**Goal:**
Could you print every record below exactly as it appears?

**Records from a data source:**
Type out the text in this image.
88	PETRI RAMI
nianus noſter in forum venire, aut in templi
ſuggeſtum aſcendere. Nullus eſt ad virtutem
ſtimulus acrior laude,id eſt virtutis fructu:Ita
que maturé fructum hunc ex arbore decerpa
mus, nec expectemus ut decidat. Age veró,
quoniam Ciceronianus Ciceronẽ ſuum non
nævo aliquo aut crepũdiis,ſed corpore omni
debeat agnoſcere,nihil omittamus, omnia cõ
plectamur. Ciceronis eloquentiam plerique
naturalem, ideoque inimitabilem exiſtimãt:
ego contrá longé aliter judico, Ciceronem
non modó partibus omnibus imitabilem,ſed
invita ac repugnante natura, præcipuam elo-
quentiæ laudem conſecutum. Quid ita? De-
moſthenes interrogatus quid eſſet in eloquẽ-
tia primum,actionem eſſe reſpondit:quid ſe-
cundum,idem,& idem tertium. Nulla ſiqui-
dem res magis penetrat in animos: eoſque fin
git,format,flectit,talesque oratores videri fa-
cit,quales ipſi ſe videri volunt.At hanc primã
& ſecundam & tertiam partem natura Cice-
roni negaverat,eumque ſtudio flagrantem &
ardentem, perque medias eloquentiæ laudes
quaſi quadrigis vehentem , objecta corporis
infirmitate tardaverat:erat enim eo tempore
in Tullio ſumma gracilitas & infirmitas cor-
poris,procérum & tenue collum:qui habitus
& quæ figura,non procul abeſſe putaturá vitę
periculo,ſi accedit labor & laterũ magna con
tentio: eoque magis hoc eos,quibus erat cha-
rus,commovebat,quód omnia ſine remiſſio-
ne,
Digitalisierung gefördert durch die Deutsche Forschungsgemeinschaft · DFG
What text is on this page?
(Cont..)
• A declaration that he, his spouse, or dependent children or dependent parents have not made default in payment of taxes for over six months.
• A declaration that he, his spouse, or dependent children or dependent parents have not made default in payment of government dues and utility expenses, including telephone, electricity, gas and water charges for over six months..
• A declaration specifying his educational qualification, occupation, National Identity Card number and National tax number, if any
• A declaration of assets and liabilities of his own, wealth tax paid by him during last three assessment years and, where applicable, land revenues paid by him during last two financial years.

**Written solution:**
Type out the text in this image.
88	PETRI RAMI
nianus noſter in forum venire, aut in templi
ſuggeſtum aſcendere. Nullus eſt ad virtutem
ſtimulus acrior laude,id eſt virtutis fructu:Ita
que maturé fructum hunc ex arbore decerpa
mus, nec expectemus ut decidat. Age veró,
quoniam Ciceronianus Ciceronẽ ſuum non
nævo aliquo aut crepũdiis,ſed corpore omni
debeat agnoſcere,nihil omittamus, omnia cõ
plectamur. Ciceronis eloquentiam plerique
naturalem, ideoque inimitabilem exiſtimãt:
ego contrá longé aliter judico, Ciceronem
non modó partibus omnibus imitabilem,ſed
invita ac repugnante natura, præcipuam elo-
quentiæ laudem conſecutum. Quid ita? De-
moſthenes interrogatus quid eſſet in eloquẽ-
tia primum,actionem eſſe reſpondit:quid ſe-
cundum,idem,& idem tertium. Nulla ſiqui-
dem res magis penetrat in animos: eoſque fin
git,format,flectit,talesque oratores videri fa-
cit,quales ipſi ſe videri volunt.At hanc primã
& ſecundam & tertiam partem natura Cice-
roni negaverat,eumque ſtudio flagrantem &
ardentem, perque medias eloquentiæ laudes
quaſi quadrigis vehentem , objecta corporis
infirmitate tardaverat:erat enim eo tempore
in Tullio ſumma gracilitas & infirmitas cor-
poris,procérum & tenue collum:qui habitus
& quæ figura,non procul abeſſe putaturá vitę
periculo,ſi accedit labor & laterũ magna con
tentio: eoque magis hoc eos,quibus erat cha-
rus,commovebat,quód omnia ſine remiſſio-
ne,
Digitalisierung gefördert durch die Deutsche Forschungsgemeinschaft · DFG
What text is on this page?
(Cont..)
• A declaration that he, his spouse, or dependent children or dependent parents have not made default in payment of taxes for over six months.
• A declaration that he, his spouse, or dependent children or dependent parents have not made default in payment of government dues and utility expenses, including telephone, electricity, gas and water charges for over six months..
• A declaration specifying his educational qualification, occupation, National Identity Card number and National tax number, if any
• A declaration of assets and liabilities of his own, wealth tax paid by him during last three assessment years and, where applicable, land revenues paid by him during last two financial years.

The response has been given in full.